• **WRITTEN EXERCISE**
Repeat each entry as written, dropping any picture you find.

• **PROVIDED RECORDS**

• • •

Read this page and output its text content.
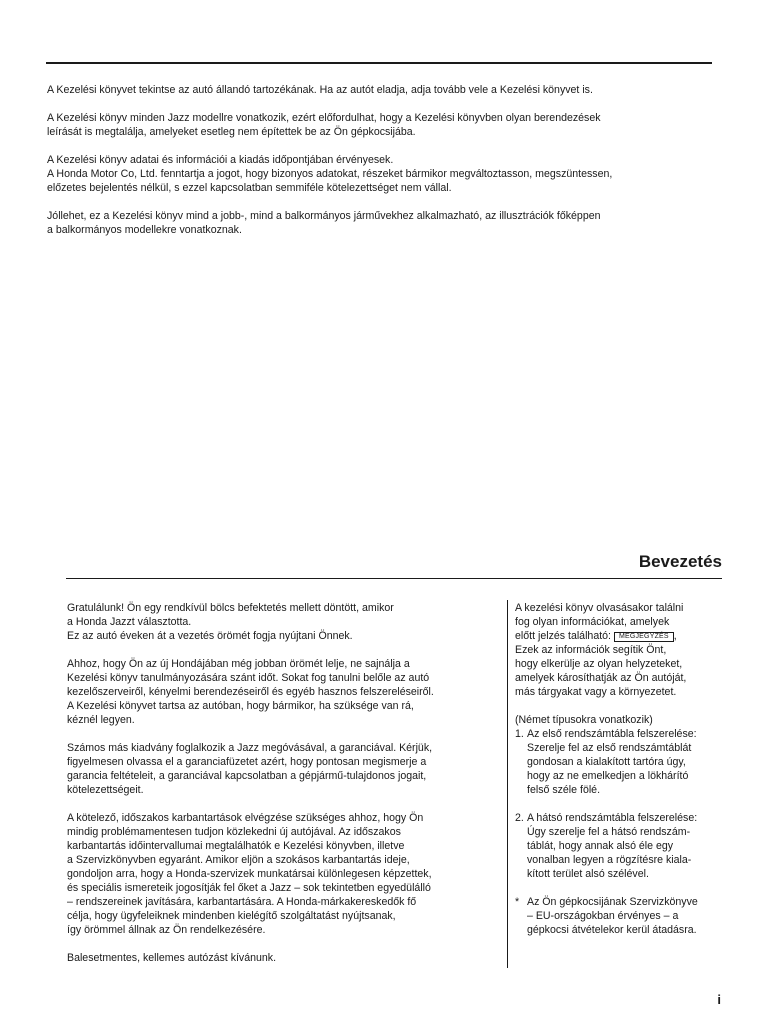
A Kezelési könyvet tekintse az autó állandó tartozékának. Ha az autót eladja, adja tovább vele a Kezelési könyvet is.

A Kezelési könyv minden Jazz modellre vonatkozik, ezért előfordulhat, hogy a Kezelési könyvben olyan berendezések
leírását is megtalálja, amelyeket esetleg nem építettek be az Ön gépkocsijába.

A Kezelési könyv adatai és információi a kiadás időpontjában érvényesek.
A Honda Motor Co, Ltd. fenntartja a jogot, hogy bizonyos adatokat, részeket bármikor megváltoztasson, megszüntessen,
előzetes bejelentés nélkül, s ezzel kapcsolatban semmiféle kötelezettséget nem vállal.

Jóllehet, ez a Kezelési könyv mind a jobb-, mind a balkormányos járművekhez alkalmazható, az illusztrációk főképpen
a balkormányos modellekre vonatkoznak.

Bevezetés

Gratulálunk! Ön egy rendkívül bölcs befektetés mellett döntött, amikor
a Honda Jazzt választotta.
Ez az autó éveken át a vezetés örömét fogja nyújtani Önnek.

Ahhoz, hogy Ön az új Hondájában még jobban örömét lelje, ne sajnálja a
Kezelési könyv tanulmányozására szánt időt. Sokat fog tanulni belőle az autó
kezelőszerveiről, kényelmi berendezéseiről és egyéb hasznos felszereléseiről.
A Kezelési könyvet tartsa az autóban, hogy bármikor, ha szüksége van rá,
kéznél legyen.

Számos más kiadvány foglalkozik a Jazz megóvásával, a garanciával. Kérjük,
figyelmesen olvassa el a garanciafüzetet azért, hogy pontosan megismerje a
garancia feltételeit, a garanciával kapcsolatban a gépjármű-tulajdonos jogait,
kötelezettségeit.

A kötelező, időszakos karbantartások elvégzése szükséges ahhoz, hogy Ön
mindig problémamentesen tudjon közlekedni új autójával. Az időszakos
karbantartás időintervallumai megtalálhatók e Kezelési könyvben, illetve
a Szervizkönyvben egyaránt. Amikor eljön a szokásos karbantartás ideje,
gondoljon arra, hogy a Honda-szervizek munkatársai különlegesen képzettek,
és speciális ismereteik jogosítják fel őket a Jazz – sok tekintetben egyedülálló
– rendszereinek javítására, karbantartására. A Honda-márkakereskedők fő
célja, hogy ügyfeleiknek mindenben kielégítő szolgáltatást nyújtsanak,
így örömmel állnak az Ön rendelkezésére.

Balesetmentes, kellemes autózást kívánunk.

A kezelési könyv olvasásakor találni
fog olyan információkat, amelyek
előtt jelzés található: MEGJEGYZÉS ,
Ezek az információk segítik Önt,
hogy elkerülje az olyan helyzeteket,
amelyek károsíthatják az Ön autóját,
más tárgyakat vagy a környezetet.

(Német típusokra vonatkozik)

1. Az első rendszámtábla felszerelése:
Szerelje fel az első rendszámtáblát
gondosan a kialakított tartóra úgy,
hogy az ne emelkedjen a lökhárító
felső széle fölé.
2. A hátsó rendszámtábla felszerelése:
Úgy szerelje fel a hátsó rendszám-
táblát, hogy annak alsó éle egy
vonalban legyen a rögzítésre kiala-
kított terület alsó szélével.
* Az Ön gépkocsijának Szervizkönyve
– EU-országokban érvényes – a
gépkocsi átvételekor kerül átadásra.
i
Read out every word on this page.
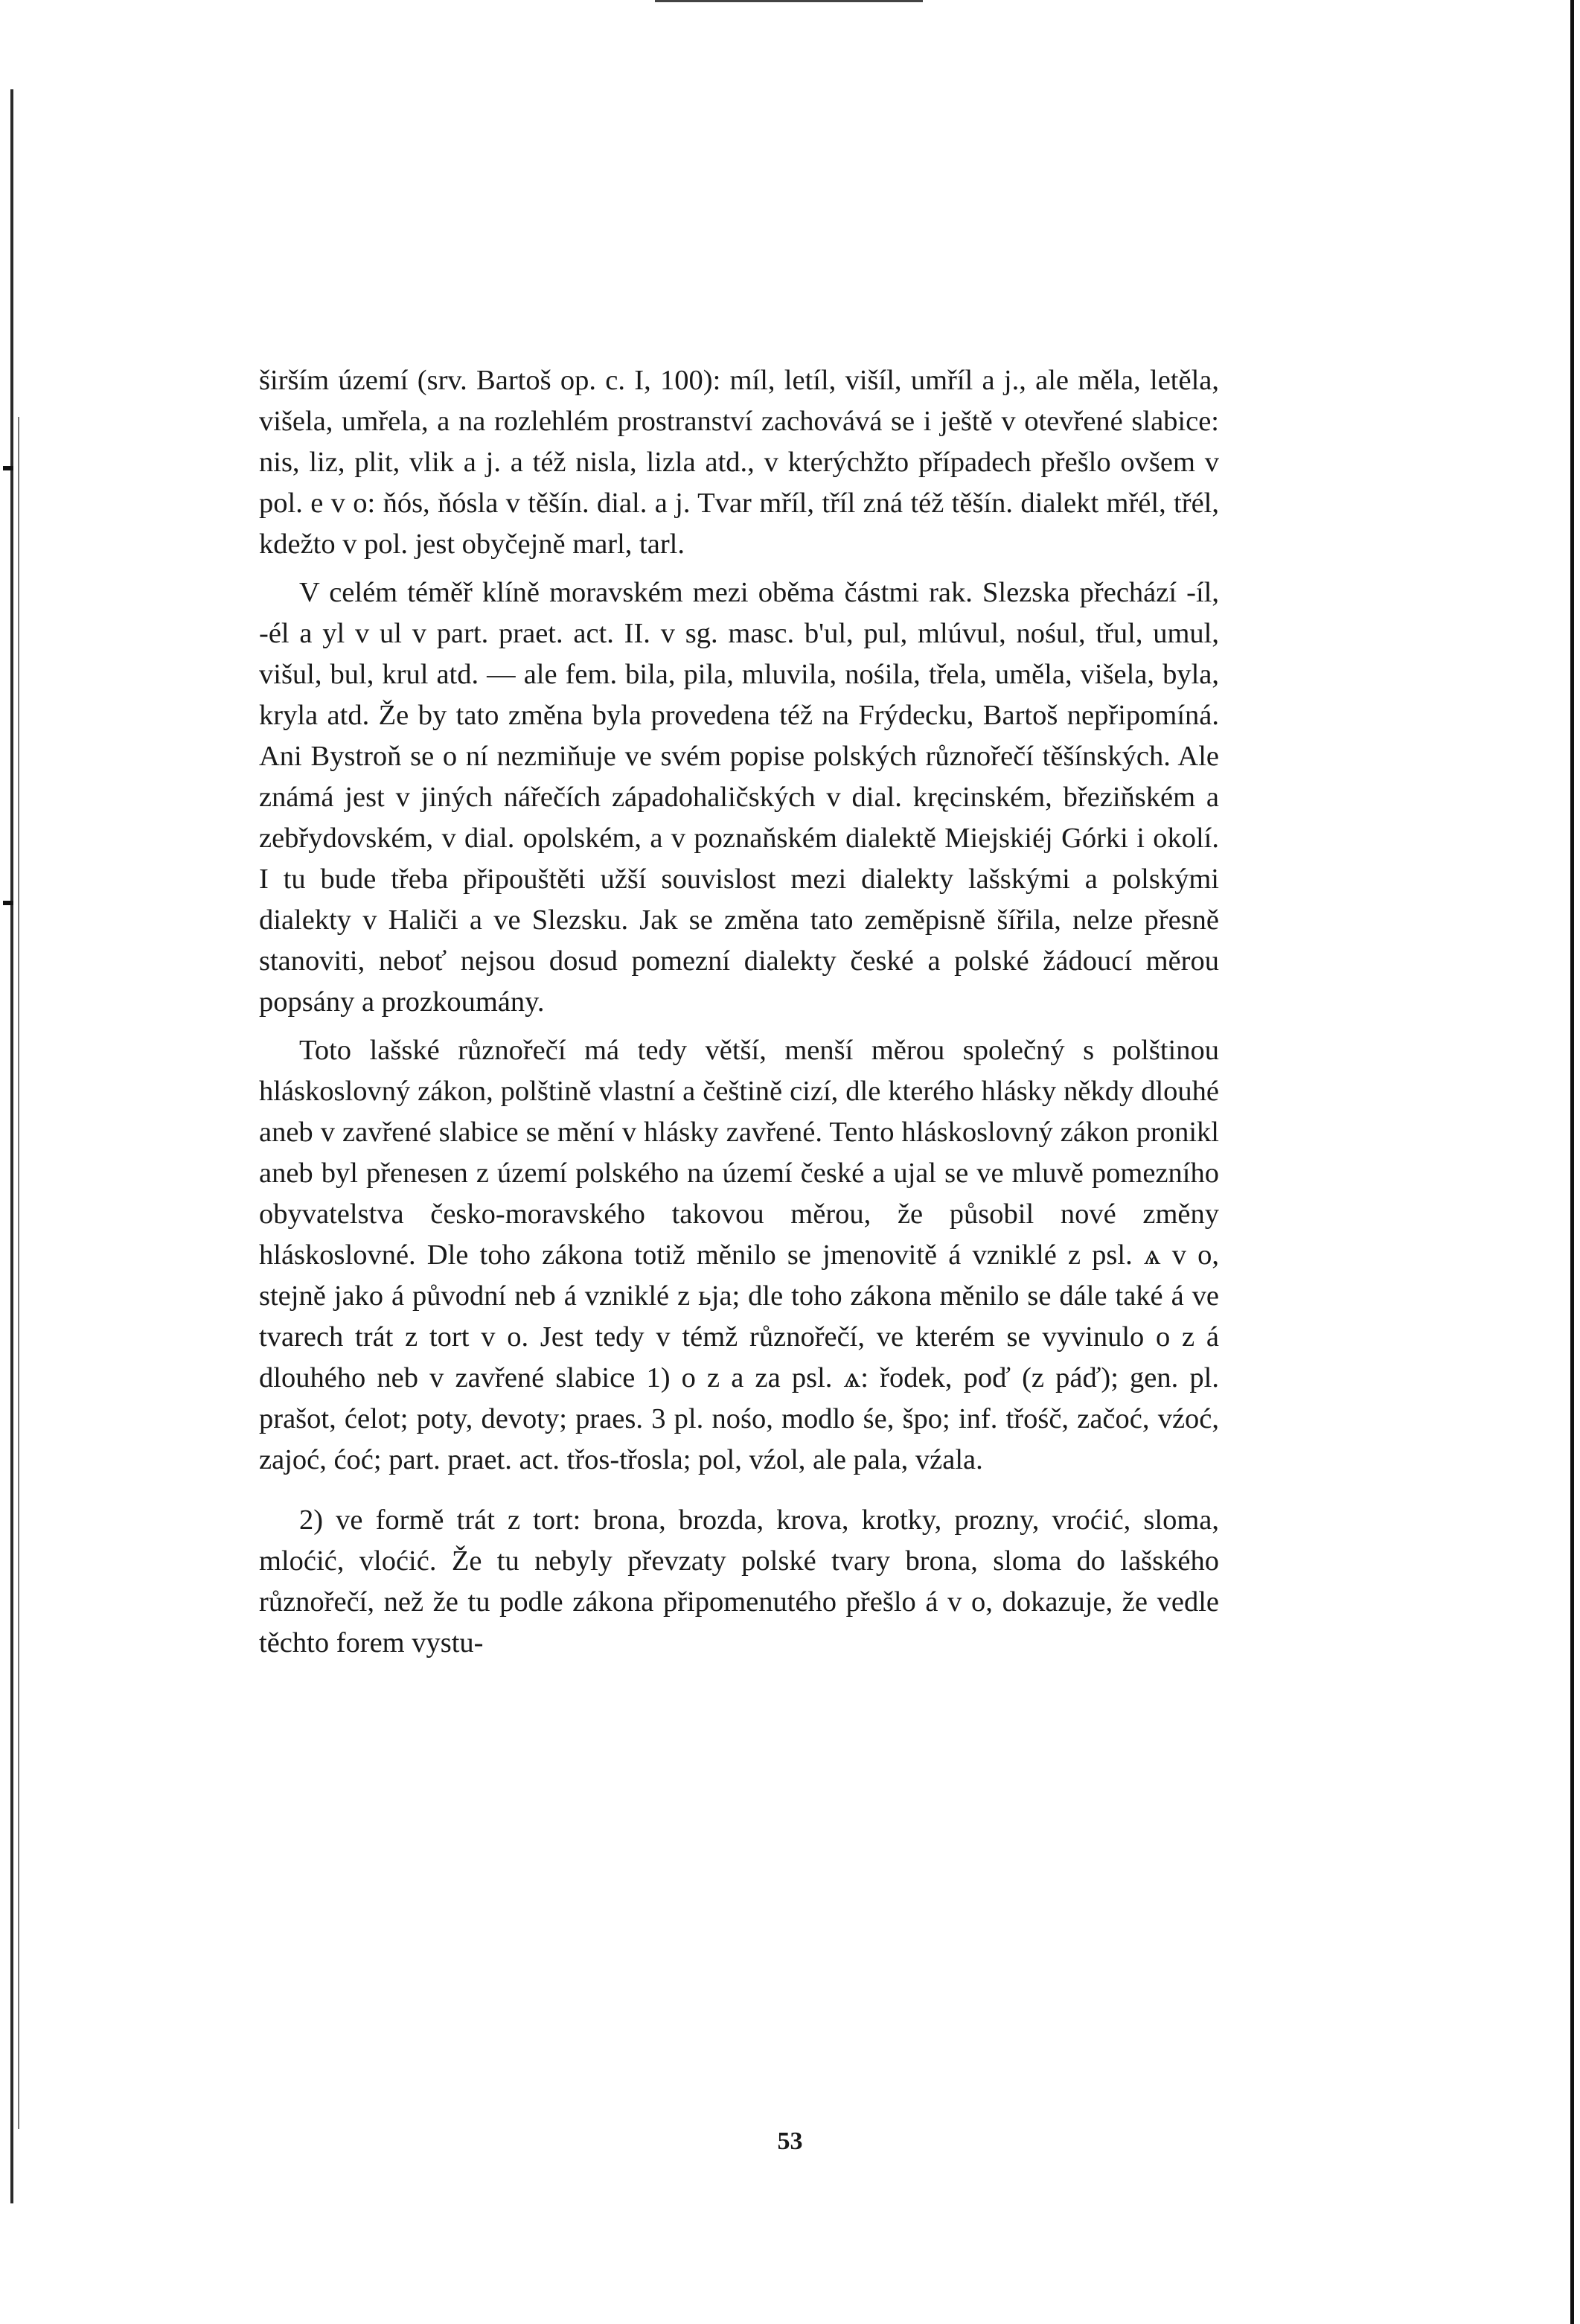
širším území (srv. Bartoš op. c. I, 100): míl, letíl, višíl, umříl a j., ale měla, letěla, višela, umřela, a na rozlehlém prostranství zachovává se i ještě v otevřené slabice: nis, liz, plit, vlik a j. a též nisla, lizla atd., v kterýchžto případech přešlo ovšem v pol. e v o: ňós, ňósla v těšín. dial. a j. Tvar mříl, tříl zná též těšín. dialekt mřél, třél, kdežto v pol. jest obyčejně marl, tarl.

V celém téměř klíně moravském mezi oběma částmi rak. Slezska přechází -íl, -él a yl v ul v part. praet. act. II. v sg. masc. b'ul, pul, mlúvul, nośul, třul, umul, višul, bul, krul atd. — ale fem. bila, pila, mluvila, nośila, třela, uměla, višela, byla, kryla atd. Že by tato změna byla provedena též na Frýdecku, Bartoš nepřipomíná. Ani Bystroň se o ní nezmiňuje ve svém popise polských různořečí těšínských. Ale známá jest v jiných nářečích západohaličských v dial. kręcinském, březiňském a zebřydovském, v dial. opolském, a v poznaňském dialektě Miejskiéj Górki i okolí. I tu bude třeba připouštěti užší souvislost mezi dialekty lašskými a polskými dialekty v Haliči a ve Slezsku. Jak se změna tato zeměpisně šířila, nelze přesně stanoviti, neboť nejsou dosud pomezní dialekty české a polské žádoucí měrou popsány a prozkoumány.

Toto lašské různořečí má tedy větší, menší měrou společný s polštinou hláskoslovný zákon, polštině vlastní a češtině cizí, dle kterého hlásky někdy dlouhé aneb v zavřené slabice se mění v hlásky zavřené. Tento hláskoslovný zákon pronikl aneb byl přenesen z území polského na území české a ujal se ve mluvě pomezního obyvatelstva česko-moravského takovou měrou, že působil nové změny hláskoslovné. Dle toho zákona totiž měnilo se jmenovitě á vzniklé z psl. ѧ v o, stejně jako á původní neb á vzniklé z ьja; dle toho zákona měnilo se dále také á ve tvarech trát z tort v o. Jest tedy v témž různořečí, ve kterém se vyvinulo o z á dlouhého neb v zavřené slabice 1) o z a za psl. ѧ: řodek, poď (z páď); gen. pl. prašot, ćelot; poty, devoty; praes. 3 pl. nośo, modlo śe, špo; inf. třośč, začoć, vźoć, zajoć, ćoć; part. praet. act. třos-třosla; pol, vźol, ale pala, vźala.

2) ve formě trát z tort: brona, brozda, krova, krotky, prozny, vroćić, sloma, mloćić, vloćić. Že tu nebyly převzaty polské tvary brona, sloma do lašského různořečí, než že tu podle zákona připomenutého přešlo á v o, dokazuje, že vedle těchto forem vystu-

53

• • •

• **EXERCISE SOLUTION**
Read this page and output its text content.
A Kezelési könyvet tekintse az autó állandó tartozékának. Ha az autót eladja, adja tovább vele a Kezelési könyvet is.

A Kezelési könyv minden Jazz modellre vonatkozik, ezért előfordulhat, hogy a Kezelési könyvben olyan berendezések
leírását is megtalálja, amelyeket esetleg nem építettek be az Ön gépkocsijába.

A Kezelési könyv adatai és információi a kiadás időpontjában érvényesek.
A Honda Motor Co, Ltd. fenntartja a jogot, hogy bizonyos adatokat, részeket bármikor megváltoztasson, megszüntessen,
előzetes bejelentés nélkül, s ezzel kapcsolatban semmiféle kötelezettséget nem vállal.

Jóllehet, ez a Kezelési könyv mind a jobb-, mind a balkormányos járművekhez alkalmazható, az illusztrációk főképpen
a balkormányos modellekre vonatkoznak.

Bevezetés

Gratulálunk! Ön egy rendkívül bölcs befektetés mellett döntött, amikor
a Honda Jazzt választotta.
Ez az autó éveken át a vezetés örömét fogja nyújtani Önnek.

Ahhoz, hogy Ön az új Hondájában még jobban örömét lelje, ne sajnálja a
Kezelési könyv tanulmányozására szánt időt. Sokat fog tanulni belőle az autó
kezelőszerveiről, kényelmi berendezéseiről és egyéb hasznos felszereléseiről.
A Kezelési könyvet tartsa az autóban, hogy bármikor, ha szüksége van rá,
kéznél legyen.

Számos más kiadvány foglalkozik a Jazz megóvásával, a garanciával. Kérjük,
figyelmesen olvassa el a garanciafüzetet azért, hogy pontosan megismerje a
garancia feltételeit, a garanciával kapcsolatban a gépjármű-tulajdonos jogait,
kötelezettségeit.

A kötelező, időszakos karbantartások elvégzése szükséges ahhoz, hogy Ön
mindig problémamentesen tudjon közlekedni új autójával. Az időszakos
karbantartás időintervallumai megtalálhatók e Kezelési könyvben, illetve
a Szervizkönyvben egyaránt. Amikor eljön a szokásos karbantartás ideje,
gondoljon arra, hogy a Honda-szervizek munkatársai különlegesen képzettek,
és speciális ismereteik jogosítják fel őket a Jazz – sok tekintetben egyedülálló
– rendszereinek javítására, karbantartására. A Honda-márkakereskedők fő
célja, hogy ügyfeleiknek mindenben kielégítő szolgáltatást nyújtsanak,
így örömmel állnak az Ön rendelkezésére.

Balesetmentes, kellemes autózást kívánunk.

A kezelési könyv olvasásakor találni
fog olyan információkat, amelyek
előtt jelzés található: MEGJEGYZÉS ,
Ezek az információk segítik Önt,
hogy elkerülje az olyan helyzeteket,
amelyek károsíthatják az Ön autóját,
más tárgyakat vagy a környezetet.

(Német típusokra vonatkozik)

1. Az első rendszámtábla felszerelése:
Szerelje fel az első rendszámtáblát
gondosan a kialakított tartóra úgy,
hogy az ne emelkedjen a lökhárító
felső széle fölé.
2. A hátsó rendszámtábla felszerelése:
Úgy szerelje fel a hátsó rendszám-
táblát, hogy annak alsó éle egy
vonalban legyen a rögzítésre kiala-
kított terület alsó szélével.
* Az Ön gépkocsijának Szervizkönyve
– EU-országokban érvényes – a
gépkocsi átvételekor kerül átadásra.
i
Read out every word on this page.
širším území (srv. Bartoš op. c. I, 100): míl, letíl, višíl, umříl a j., ale měla, letěla, višela, umřela, a na rozlehlém prostranství zachovává se i ještě v otevřené slabice: nis, liz, plit, vlik a j. a též nisla, lizla atd., v kterýchžto případech přešlo ovšem v pol. e v o: ňós, ňósla v těšín. dial. a j. Tvar mříl, tříl zná též těšín. dialekt mřél, třél, kdežto v pol. jest obyčejně marl, tarl.

V celém téměř klíně moravském mezi oběma částmi rak. Slezska přechází -íl, -él a yl v ul v part. praet. act. II. v sg. masc. b'ul, pul, mlúvul, nośul, třul, umul, višul, bul, krul atd. — ale fem. bila, pila, mluvila, nośila, třela, uměla, višela, byla, kryla atd. Že by tato změna byla provedena též na Frýdecku, Bartoš nepřipomíná. Ani Bystroň se o ní nezmiňuje ve svém popise polských různořečí těšínských. Ale známá jest v jiných nářečích západohaličských v dial. kręcinském, březiňském a zebřydovském, v dial. opolském, a v poznaňském dialektě Miejskiéj Górki i okolí. I tu bude třeba připouštěti užší souvislost mezi dialekty lašskými a polskými dialekty v Haliči a ve Slezsku. Jak se změna tato zeměpisně šířila, nelze přesně stanoviti, neboť nejsou dosud pomezní dialekty české a polské žádoucí měrou popsány a prozkoumány.

Toto lašské různořečí má tedy větší, menší měrou společný s polštinou hláskoslovný zákon, polštině vlastní a češtině cizí, dle kterého hlásky někdy dlouhé aneb v zavřené slabice se mění v hlásky zavřené. Tento hláskoslovný zákon pronikl aneb byl přenesen z území polského na území české a ujal se ve mluvě pomezního obyvatelstva česko-moravského takovou měrou, že působil nové změny hláskoslovné. Dle toho zákona totiž měnilo se jmenovitě á vzniklé z psl. ѧ v o, stejně jako á původní neb á vzniklé z ьja; dle toho zákona měnilo se dále také á ve tvarech trát z tort v o. Jest tedy v témž různořečí, ve kterém se vyvinulo o z á dlouhého neb v zavřené slabice 1) o z a za psl. ѧ: řodek, poď (z páď); gen. pl. prašot, ćelot; poty, devoty; praes. 3 pl. nośo, modlo śe, špo; inf. třośč, začoć, vźoć, zajoć, ćoć; part. praet. act. třos-třosla; pol, vźol, ale pala, vźala.

2) ve formě trát z tort: brona, brozda, krova, krotky, prozny, vroćić, sloma, mloćić, vloćić. Že tu nebyly převzaty polské tvary brona, sloma do lašského různořečí, než že tu podle zákona připomenutého přešlo á v o, dokazuje, že vedle těchto forem vystu-

53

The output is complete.